Etre créatif au piano

 

Si vous avez appris à jouer du piano comme moi sur des partitions, et selon la méthode classique, il vous est peut-être arrivé d’être sacrément frustré de ne rien pouvoir jouer directement au piano sans avoir travaillé au préalable deux mois… Vous savez cette situation où vous n’aviez pas prévu de jouer et un piano passe par là. On vous lance “ah ! mais toi tu sais jouer du piano ! Vas y, joue nous quelque chose !”. Vous hésitez, vous avez envie, mais à la fois vous n’aviez pas prévu et aucunes partitions à vous mettre devant les yeux. Alors vous tentez le morceau du moment, et là, catastrophe ! Vous ne le savez plus. Alors la colère monte : “quand même ce n’est pas juste ! tous ces efforts fournis, ces années à travailler tout seul dans mon salon, pour finalement ne pas être foutu de jouer quelque chose devant mes amis !”

Et comble de l’humiliation, un cousin de vos amis est là. Il n’a jamais suivi le moindre cours ou la moindre méthode. Il se met au piano, mèche sur l’œil et sourire aux lèvres, pour jouer magnifiquement trois accords jazzy avec un style et un groove qui “déchire” et met une sacrée ambiance. Tout ça à l’oreille bien sûr. Il a un succès fou. En tout cas vous en faites une montagne, vous, dans votre tête. Vous avez envie de tout arrêter. Ça vous rappelle quelque chose ?

● ● ● ● ●

**Consigne**
Recopiez sans rien changer, dans le texte sur la créativité au piano, tout ce qui va de « Et comble de » jusqu'à « quelque chose ? ».

**Données disponibles**
● ● ● ● ●

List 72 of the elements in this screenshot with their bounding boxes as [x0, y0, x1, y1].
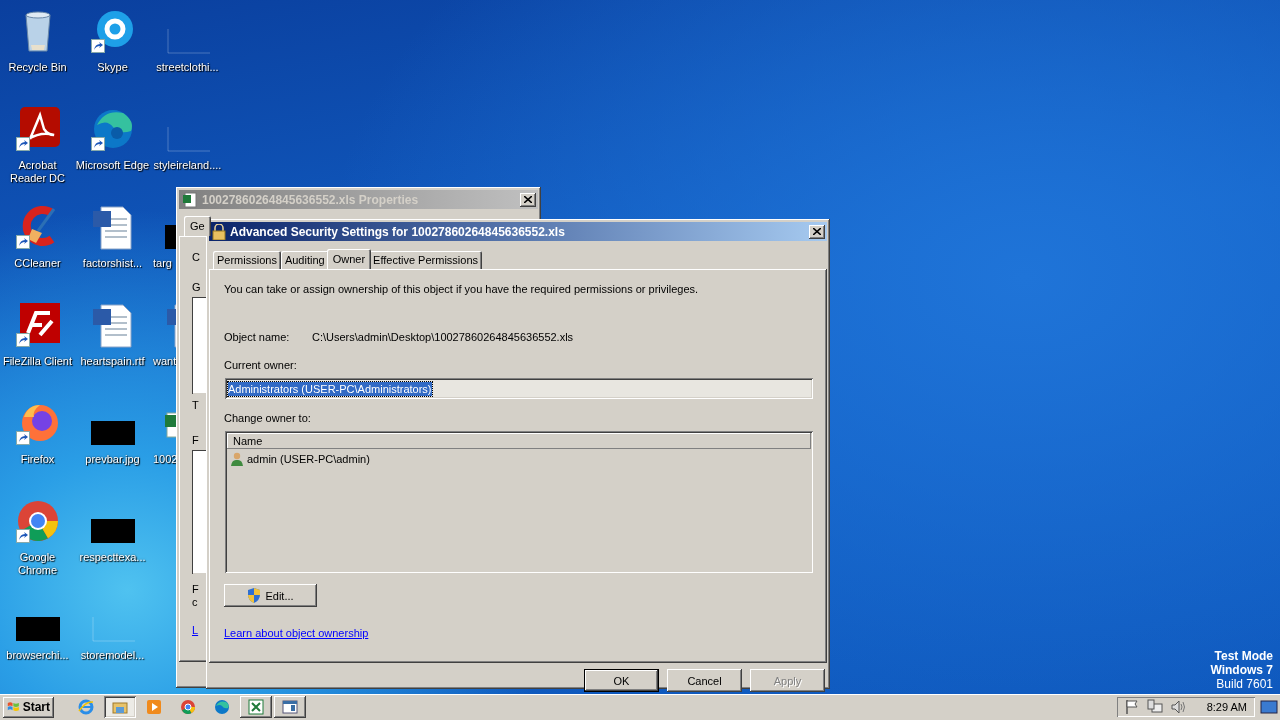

● ● ● ● ●

**Réponse détaillée**
Et comble de l’humiliation, un cousin de vos amis est là. Il n’a jamais suivi le moindre cours ou la moindre méthode. Il se met au piano, mèche sur l’œil et sourire aux lèvres, pour jouer magnifiquement trois accords jazzy avec un style et un groove qui “déchire” et met une sacrée ambiance. Tout ça à l’oreille bien sûr. Il a un succès fou. En tout cas vous en faites une montagne, vous, dans votre tête. Vous avez envie de tout arrêter. Ça vous rappelle quelque chose ?